**Enunciado del ejercicio:**
Cita literalmente las líneas que van desde la que contiene "tab-loading-indicator bbox=[923, 0, 995, 3]" hasta la que contiene "restore-button[interactable]: ❐ bbox=[1796, 10, 1836, 40]", ambas incluidas.

---

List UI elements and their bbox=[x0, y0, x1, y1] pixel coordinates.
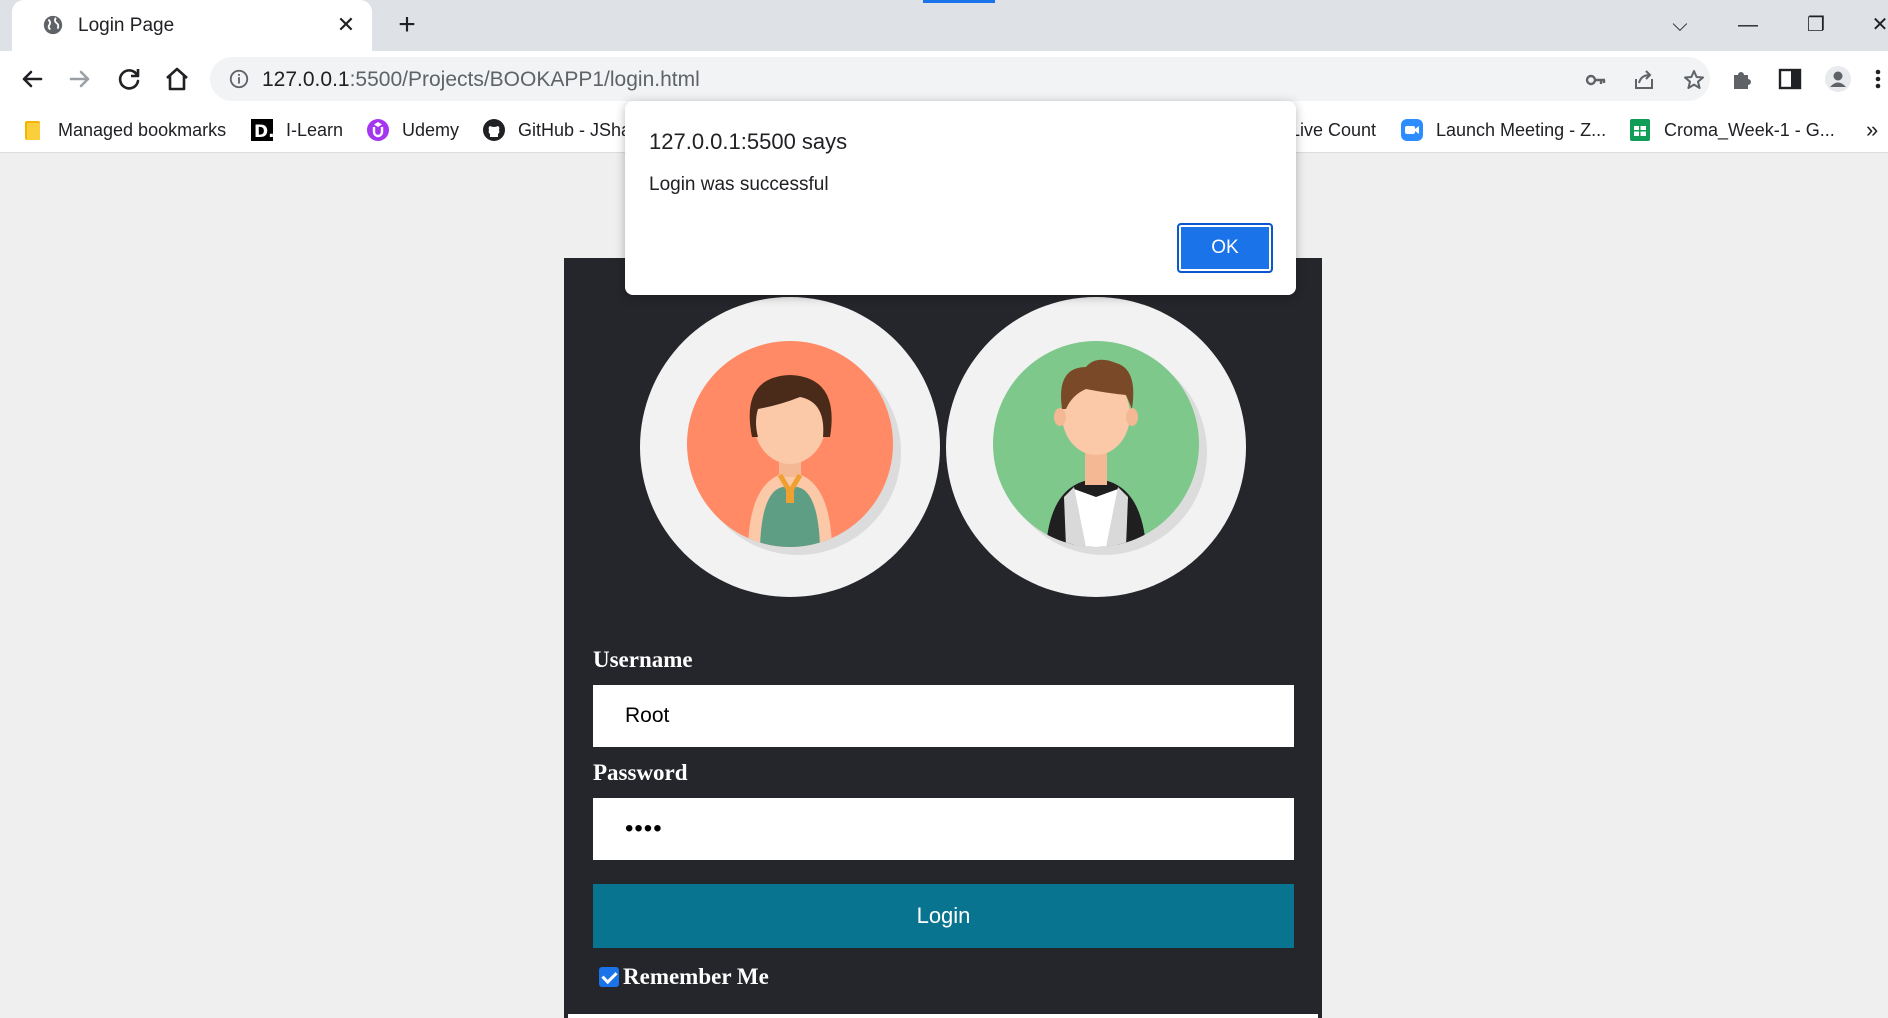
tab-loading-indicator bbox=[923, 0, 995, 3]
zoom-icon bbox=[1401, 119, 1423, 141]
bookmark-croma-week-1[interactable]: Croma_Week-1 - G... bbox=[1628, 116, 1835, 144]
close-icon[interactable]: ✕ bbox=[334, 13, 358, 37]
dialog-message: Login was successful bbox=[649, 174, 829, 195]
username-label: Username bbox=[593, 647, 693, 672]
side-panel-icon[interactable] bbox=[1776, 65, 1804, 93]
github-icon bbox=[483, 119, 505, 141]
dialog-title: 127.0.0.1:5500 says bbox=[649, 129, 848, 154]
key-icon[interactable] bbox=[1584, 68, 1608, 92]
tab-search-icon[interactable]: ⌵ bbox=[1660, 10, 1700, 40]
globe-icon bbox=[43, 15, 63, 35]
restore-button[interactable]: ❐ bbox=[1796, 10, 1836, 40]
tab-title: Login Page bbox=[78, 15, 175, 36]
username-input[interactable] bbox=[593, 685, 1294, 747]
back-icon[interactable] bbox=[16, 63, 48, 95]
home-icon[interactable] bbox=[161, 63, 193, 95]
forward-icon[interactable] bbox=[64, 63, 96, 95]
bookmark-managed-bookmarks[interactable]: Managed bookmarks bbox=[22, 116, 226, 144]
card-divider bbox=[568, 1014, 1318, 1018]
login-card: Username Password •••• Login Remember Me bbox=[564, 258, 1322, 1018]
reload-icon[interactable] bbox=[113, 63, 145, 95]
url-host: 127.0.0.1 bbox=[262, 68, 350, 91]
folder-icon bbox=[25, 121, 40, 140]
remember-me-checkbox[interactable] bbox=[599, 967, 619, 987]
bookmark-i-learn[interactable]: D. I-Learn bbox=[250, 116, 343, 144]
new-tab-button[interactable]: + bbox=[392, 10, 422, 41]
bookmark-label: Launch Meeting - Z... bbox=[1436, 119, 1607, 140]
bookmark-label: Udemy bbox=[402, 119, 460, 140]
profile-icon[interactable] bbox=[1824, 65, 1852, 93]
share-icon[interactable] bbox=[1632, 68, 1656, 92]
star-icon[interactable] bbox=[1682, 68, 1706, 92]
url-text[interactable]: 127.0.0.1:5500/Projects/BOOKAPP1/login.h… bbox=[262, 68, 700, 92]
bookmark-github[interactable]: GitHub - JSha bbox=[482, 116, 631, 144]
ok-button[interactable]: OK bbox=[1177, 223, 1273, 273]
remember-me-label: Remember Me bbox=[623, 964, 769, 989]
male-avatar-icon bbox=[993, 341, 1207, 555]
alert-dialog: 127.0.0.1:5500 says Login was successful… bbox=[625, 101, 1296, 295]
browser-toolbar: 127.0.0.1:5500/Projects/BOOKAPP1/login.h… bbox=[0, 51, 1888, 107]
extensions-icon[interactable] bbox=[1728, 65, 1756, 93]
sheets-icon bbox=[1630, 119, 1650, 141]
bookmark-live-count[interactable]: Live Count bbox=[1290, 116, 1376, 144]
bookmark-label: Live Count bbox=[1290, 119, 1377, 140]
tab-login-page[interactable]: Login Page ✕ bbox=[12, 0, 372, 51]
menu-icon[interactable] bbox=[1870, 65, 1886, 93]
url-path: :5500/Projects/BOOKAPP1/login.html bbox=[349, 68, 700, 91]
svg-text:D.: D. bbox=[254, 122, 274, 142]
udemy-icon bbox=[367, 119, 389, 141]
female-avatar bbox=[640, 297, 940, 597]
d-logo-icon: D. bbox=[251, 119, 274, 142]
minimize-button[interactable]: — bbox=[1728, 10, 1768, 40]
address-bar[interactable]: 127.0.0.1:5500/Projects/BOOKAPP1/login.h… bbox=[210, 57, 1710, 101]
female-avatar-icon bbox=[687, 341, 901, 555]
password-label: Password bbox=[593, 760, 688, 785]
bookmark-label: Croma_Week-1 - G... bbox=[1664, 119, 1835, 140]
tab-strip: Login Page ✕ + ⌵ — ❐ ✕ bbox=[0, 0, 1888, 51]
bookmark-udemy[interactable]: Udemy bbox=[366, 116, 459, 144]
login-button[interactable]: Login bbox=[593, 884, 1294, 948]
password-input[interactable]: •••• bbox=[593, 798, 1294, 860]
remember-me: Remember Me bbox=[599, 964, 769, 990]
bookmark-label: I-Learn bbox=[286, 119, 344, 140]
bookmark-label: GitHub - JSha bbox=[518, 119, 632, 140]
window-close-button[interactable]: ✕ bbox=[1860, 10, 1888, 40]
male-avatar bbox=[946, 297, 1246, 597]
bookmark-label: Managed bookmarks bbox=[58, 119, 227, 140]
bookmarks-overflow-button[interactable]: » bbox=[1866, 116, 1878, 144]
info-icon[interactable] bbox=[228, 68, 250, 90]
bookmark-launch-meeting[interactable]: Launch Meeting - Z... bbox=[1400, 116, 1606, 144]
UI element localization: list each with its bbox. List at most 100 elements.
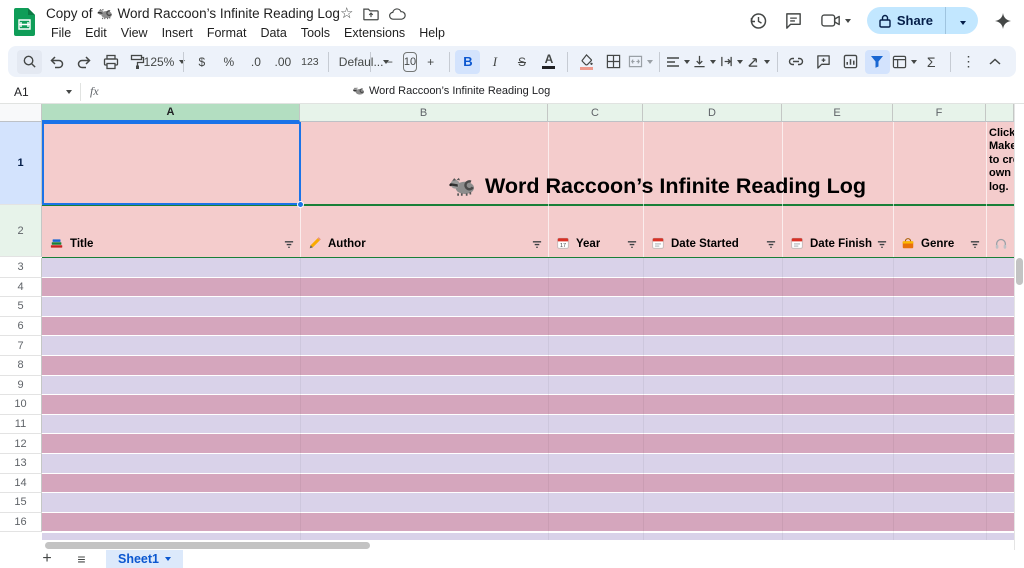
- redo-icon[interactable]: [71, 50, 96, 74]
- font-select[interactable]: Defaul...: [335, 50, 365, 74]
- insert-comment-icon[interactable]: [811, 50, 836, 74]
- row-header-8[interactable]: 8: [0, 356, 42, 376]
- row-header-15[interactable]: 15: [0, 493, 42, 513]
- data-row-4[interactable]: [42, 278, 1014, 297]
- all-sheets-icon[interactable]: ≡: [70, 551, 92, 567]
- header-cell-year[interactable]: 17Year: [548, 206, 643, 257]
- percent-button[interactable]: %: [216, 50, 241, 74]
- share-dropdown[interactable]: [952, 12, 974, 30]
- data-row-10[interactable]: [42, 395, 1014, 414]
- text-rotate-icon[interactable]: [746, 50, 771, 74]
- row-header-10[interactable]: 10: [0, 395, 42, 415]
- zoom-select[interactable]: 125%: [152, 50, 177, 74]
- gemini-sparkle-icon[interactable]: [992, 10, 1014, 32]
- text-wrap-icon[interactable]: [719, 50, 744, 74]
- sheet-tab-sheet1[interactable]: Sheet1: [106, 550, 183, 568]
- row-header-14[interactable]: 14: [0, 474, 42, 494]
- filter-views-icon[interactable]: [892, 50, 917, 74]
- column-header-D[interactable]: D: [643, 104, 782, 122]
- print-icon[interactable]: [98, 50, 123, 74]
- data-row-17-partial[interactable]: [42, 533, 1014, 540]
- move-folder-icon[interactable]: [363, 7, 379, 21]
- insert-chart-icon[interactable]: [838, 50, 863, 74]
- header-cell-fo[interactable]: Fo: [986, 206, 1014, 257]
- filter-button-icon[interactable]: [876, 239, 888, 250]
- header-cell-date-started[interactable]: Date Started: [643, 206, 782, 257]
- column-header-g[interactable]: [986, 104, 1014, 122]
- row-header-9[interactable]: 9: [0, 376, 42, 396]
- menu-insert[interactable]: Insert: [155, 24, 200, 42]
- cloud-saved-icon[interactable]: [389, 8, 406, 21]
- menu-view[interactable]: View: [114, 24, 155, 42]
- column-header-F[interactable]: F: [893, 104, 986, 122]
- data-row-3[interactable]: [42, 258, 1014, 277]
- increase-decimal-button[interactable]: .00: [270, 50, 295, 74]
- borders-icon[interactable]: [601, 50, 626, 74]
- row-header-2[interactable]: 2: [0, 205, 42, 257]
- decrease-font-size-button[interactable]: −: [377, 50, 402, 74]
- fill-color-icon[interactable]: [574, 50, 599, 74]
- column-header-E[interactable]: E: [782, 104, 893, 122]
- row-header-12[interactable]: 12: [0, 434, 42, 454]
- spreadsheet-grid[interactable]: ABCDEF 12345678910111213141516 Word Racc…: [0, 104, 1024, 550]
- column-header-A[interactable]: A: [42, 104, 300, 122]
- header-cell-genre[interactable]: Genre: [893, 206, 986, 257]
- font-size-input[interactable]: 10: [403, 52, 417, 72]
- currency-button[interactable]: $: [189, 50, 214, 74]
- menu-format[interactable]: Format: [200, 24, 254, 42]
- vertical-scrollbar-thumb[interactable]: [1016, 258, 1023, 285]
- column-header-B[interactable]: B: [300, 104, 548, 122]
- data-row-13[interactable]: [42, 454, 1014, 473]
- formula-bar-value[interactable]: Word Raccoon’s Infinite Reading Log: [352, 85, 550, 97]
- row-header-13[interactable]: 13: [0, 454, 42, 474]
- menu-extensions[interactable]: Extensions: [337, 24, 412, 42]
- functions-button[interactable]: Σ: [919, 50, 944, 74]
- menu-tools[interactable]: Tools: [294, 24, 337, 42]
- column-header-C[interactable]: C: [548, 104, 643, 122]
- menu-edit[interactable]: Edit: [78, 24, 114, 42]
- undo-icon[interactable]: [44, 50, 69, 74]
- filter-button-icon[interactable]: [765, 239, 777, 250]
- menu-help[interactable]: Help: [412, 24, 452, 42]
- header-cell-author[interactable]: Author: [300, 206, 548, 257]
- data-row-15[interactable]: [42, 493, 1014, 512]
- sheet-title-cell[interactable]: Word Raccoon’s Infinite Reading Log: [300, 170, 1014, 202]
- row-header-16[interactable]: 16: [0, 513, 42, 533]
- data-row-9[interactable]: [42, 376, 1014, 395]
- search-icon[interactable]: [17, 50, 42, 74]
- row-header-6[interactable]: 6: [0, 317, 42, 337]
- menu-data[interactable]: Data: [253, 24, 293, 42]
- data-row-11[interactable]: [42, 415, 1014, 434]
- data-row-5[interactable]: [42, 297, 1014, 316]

---

**Resultado:**
tab-loading-indicator bbox=[923, 0, 995, 3]
zoom-icon bbox=[1401, 119, 1423, 141]
bookmark-croma-week-1[interactable]: Croma_Week-1 - G... bbox=[1628, 116, 1835, 144]
close-icon[interactable]: ✕ bbox=[334, 13, 358, 37]
dialog-message: Login was successful bbox=[649, 174, 829, 195]
username-label: Username bbox=[593, 647, 693, 672]
side-panel-icon[interactable] bbox=[1776, 65, 1804, 93]
github-icon bbox=[483, 119, 505, 141]
dialog-title: 127.0.0.1:5500 says bbox=[649, 129, 848, 154]
key-icon[interactable] bbox=[1584, 68, 1608, 92]
tab-search-icon[interactable]: ⌵ bbox=[1660, 10, 1700, 40]
globe-icon bbox=[43, 15, 63, 35]
restore-button[interactable]: ❐ bbox=[1796, 10, 1836, 40]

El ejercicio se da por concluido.